:: DATA SHOWN ::
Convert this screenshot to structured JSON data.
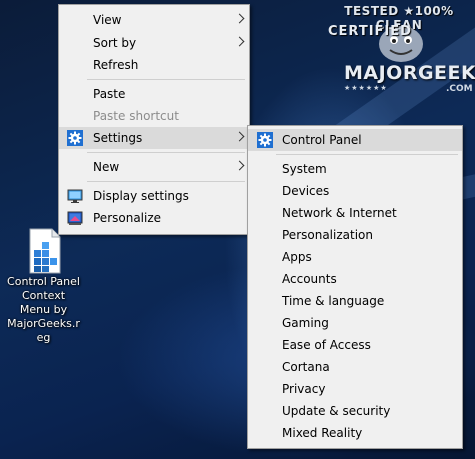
{
  "context_menu": {
    "items": [
      {
        "label": "View",
        "has_submenu": true,
        "enabled": true
      },
      {
        "label": "Sort by",
        "has_submenu": true,
        "enabled": true
      },
      {
        "label": "Refresh",
        "has_submenu": false,
        "enabled": true
      },
      {
        "label": "Paste",
        "has_submenu": false,
        "enabled": true
      },
      {
        "label": "Paste shortcut",
        "has_submenu": false,
        "enabled": false
      },
      {
        "label": "Settings",
        "has_submenu": true,
        "enabled": true,
        "icon": "gear-icon",
        "highlighted": true
      },
      {
        "label": "New",
        "has_submenu": true,
        "enabled": true
      },
      {
        "label": "Display settings",
        "has_submenu": false,
        "enabled": true,
        "icon": "display-settings-icon"
      },
      {
        "label": "Personalize",
        "has_submenu": false,
        "enabled": true,
        "icon": "personalize-icon"
      }
    ]
  },
  "settings_submenu": {
    "items": [
      {
        "label": "Control Panel",
        "icon": "gear-icon",
        "highlighted": true
      },
      {
        "label": "System"
      },
      {
        "label": "Devices"
      },
      {
        "label": "Network & Internet"
      },
      {
        "label": "Personalization"
      },
      {
        "label": "Apps"
      },
      {
        "label": "Accounts"
      },
      {
        "label": "Time & language"
      },
      {
        "label": "Gaming"
      },
      {
        "label": "Ease of Access"
      },
      {
        "label": "Cortana"
      },
      {
        "label": "Privacy"
      },
      {
        "label": "Update & security"
      },
      {
        "label": "Mixed Reality"
      }
    ]
  },
  "desktop_icon": {
    "icon": "registry-file-icon",
    "caption_lines": [
      "Control Panel",
      "Context",
      "Menu by",
      "MajorGeeks.r",
      "eg"
    ]
  },
  "watermark": {
    "top_line": "TESTED ★100% CLEAN",
    "certified": "CERTIFIED",
    "brand": "MAJORGEEKS",
    "domain": ".COM",
    "stars": "★★★★★★"
  },
  "colors": {
    "menu_background": "#f0f0f0",
    "menu_highlight": "#dadada",
    "disabled_text": "#8c8c8c",
    "gear_blue": "#1f6fd1"
  }
}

:: WRITTEN EXERCISE ::
Copy every line of the data word for word, omitting the images.

:: FINISHED TASK ::
Convert this screenshot to structured JSON data.
{
  "context_menu": {
    "items": [
      {
        "label": "View",
        "has_submenu": true,
        "enabled": true
      },
      {
        "label": "Sort by",
        "has_submenu": true,
        "enabled": true
      },
      {
        "label": "Refresh",
        "has_submenu": false,
        "enabled": true
      },
      {
        "label": "Paste",
        "has_submenu": false,
        "enabled": true
      },
      {
        "label": "Paste shortcut",
        "has_submenu": false,
        "enabled": false
      },
      {
        "label": "Settings",
        "has_submenu": true,
        "enabled": true,
        "icon": "gear-icon",
        "highlighted": true
      },
      {
        "label": "New",
        "has_submenu": true,
        "enabled": true
      },
      {
        "label": "Display settings",
        "has_submenu": false,
        "enabled": true,
        "icon": "display-settings-icon"
      },
      {
        "label": "Personalize",
        "has_submenu": false,
        "enabled": true,
        "icon": "personalize-icon"
      }
    ]
  },
  "settings_submenu": {
    "items": [
      {
        "label": "Control Panel",
        "icon": "gear-icon",
        "highlighted": true
      },
      {
        "label": "System"
      },
      {
        "label": "Devices"
      },
      {
        "label": "Network & Internet"
      },
      {
        "label": "Personalization"
      },
      {
        "label": "Apps"
      },
      {
        "label": "Accounts"
      },
      {
        "label": "Time & language"
      },
      {
        "label": "Gaming"
      },
      {
        "label": "Ease of Access"
      },
      {
        "label": "Cortana"
      },
      {
        "label": "Privacy"
      },
      {
        "label": "Update & security"
      },
      {
        "label": "Mixed Reality"
      }
    ]
  },
  "desktop_icon": {
    "icon": "registry-file-icon",
    "caption_lines": [
      "Control Panel",
      "Context",
      "Menu by",
      "MajorGeeks.r",
      "eg"
    ]
  },
  "watermark": {
    "top_line": "TESTED ★100% CLEAN",
    "certified": "CERTIFIED",
    "brand": "MAJORGEEKS",
    "domain": ".COM",
    "stars": "★★★★★★"
  },
  "colors": {
    "menu_background": "#f0f0f0",
    "menu_highlight": "#dadada",
    "disabled_text": "#8c8c8c",
    "gear_blue": "#1f6fd1"
  }
}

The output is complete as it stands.